» **Short exercise**: Extract and list every line that contains the word "MEDDELT".

» **Recorded data**:
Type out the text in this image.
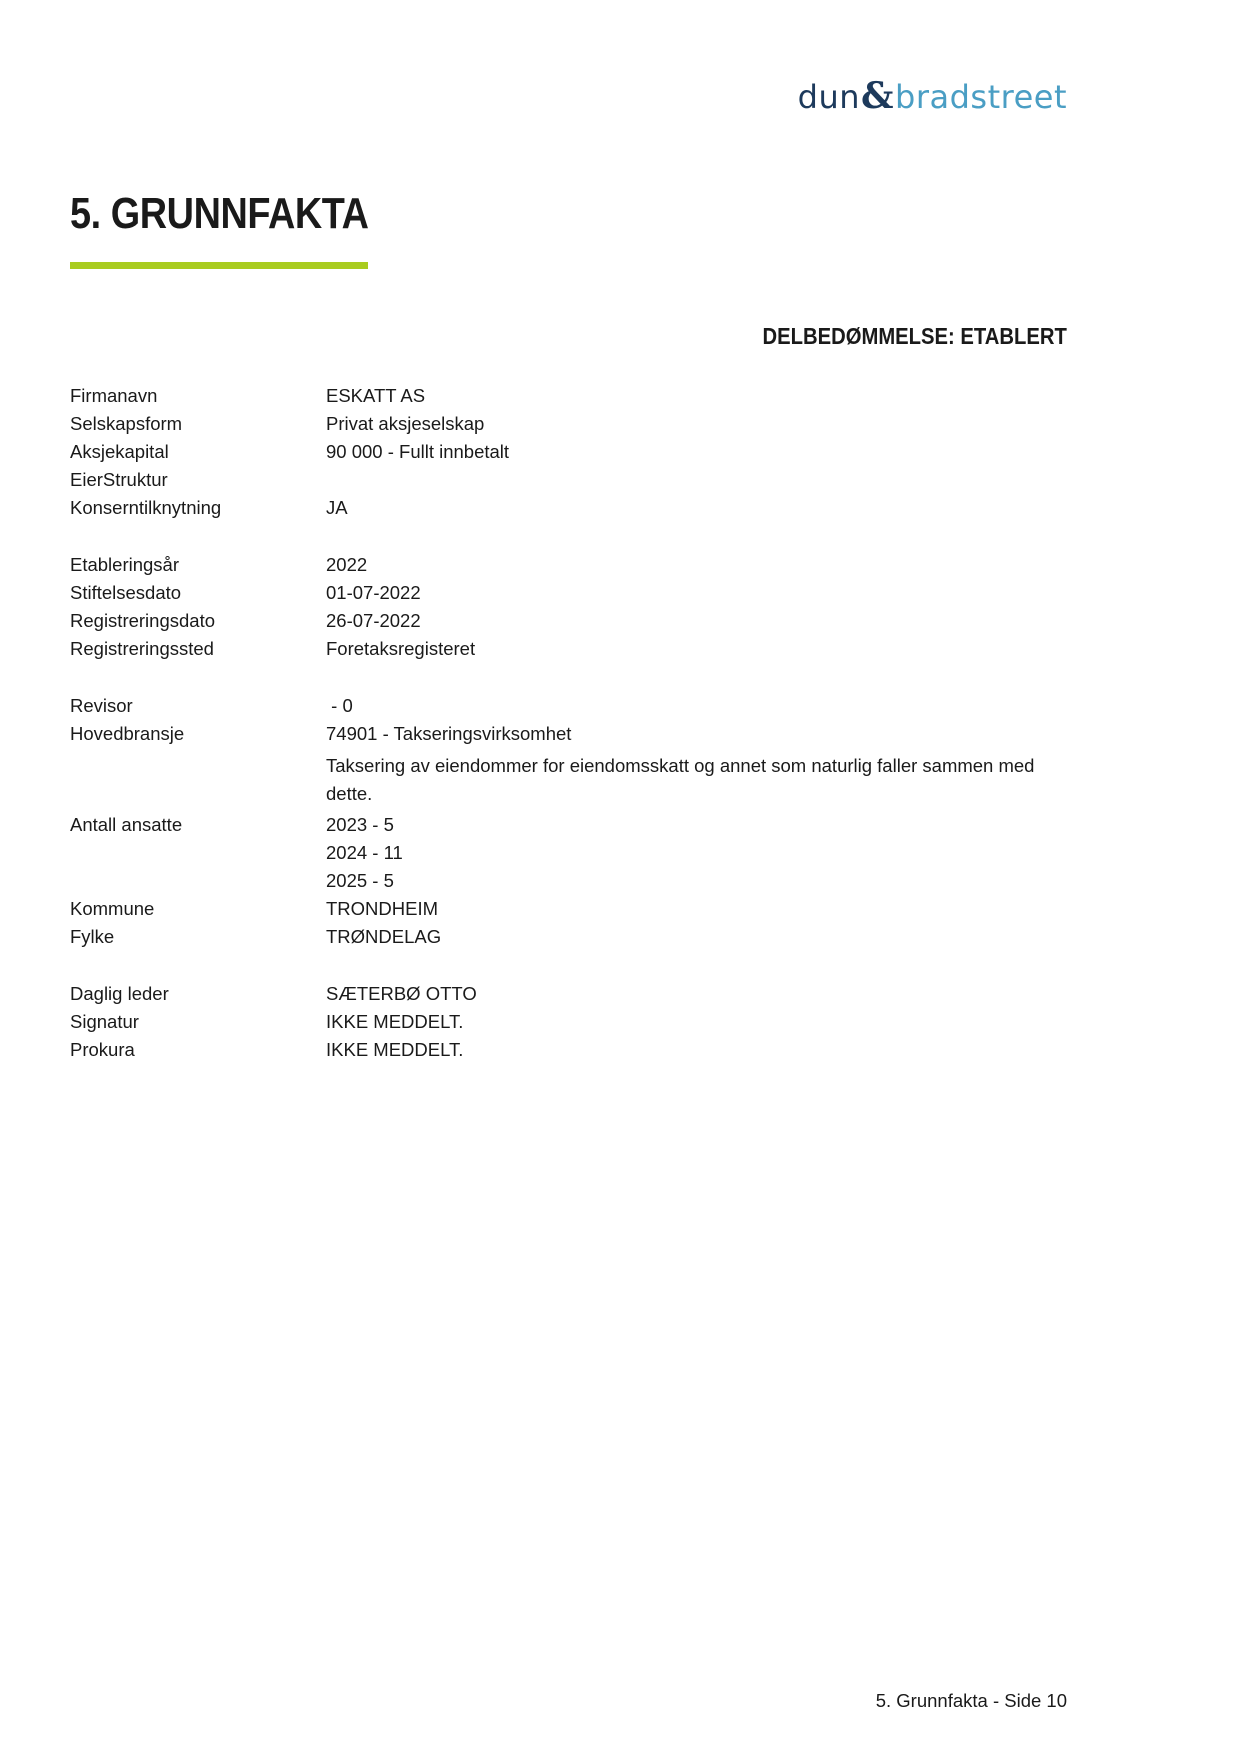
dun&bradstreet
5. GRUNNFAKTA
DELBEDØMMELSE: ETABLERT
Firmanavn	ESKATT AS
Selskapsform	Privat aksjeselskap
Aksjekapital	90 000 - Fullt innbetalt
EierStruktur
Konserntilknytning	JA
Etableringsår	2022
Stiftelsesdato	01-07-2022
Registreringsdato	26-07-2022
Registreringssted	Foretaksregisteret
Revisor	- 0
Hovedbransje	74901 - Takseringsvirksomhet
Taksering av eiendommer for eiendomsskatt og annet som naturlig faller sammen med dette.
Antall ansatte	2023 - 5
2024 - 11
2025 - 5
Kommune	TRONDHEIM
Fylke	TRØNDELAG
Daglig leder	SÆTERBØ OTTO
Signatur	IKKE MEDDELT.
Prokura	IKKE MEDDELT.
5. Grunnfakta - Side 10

» **Solution for this problem**:
Signatur	IKKE MEDDELT.
Prokura	IKKE MEDDELT.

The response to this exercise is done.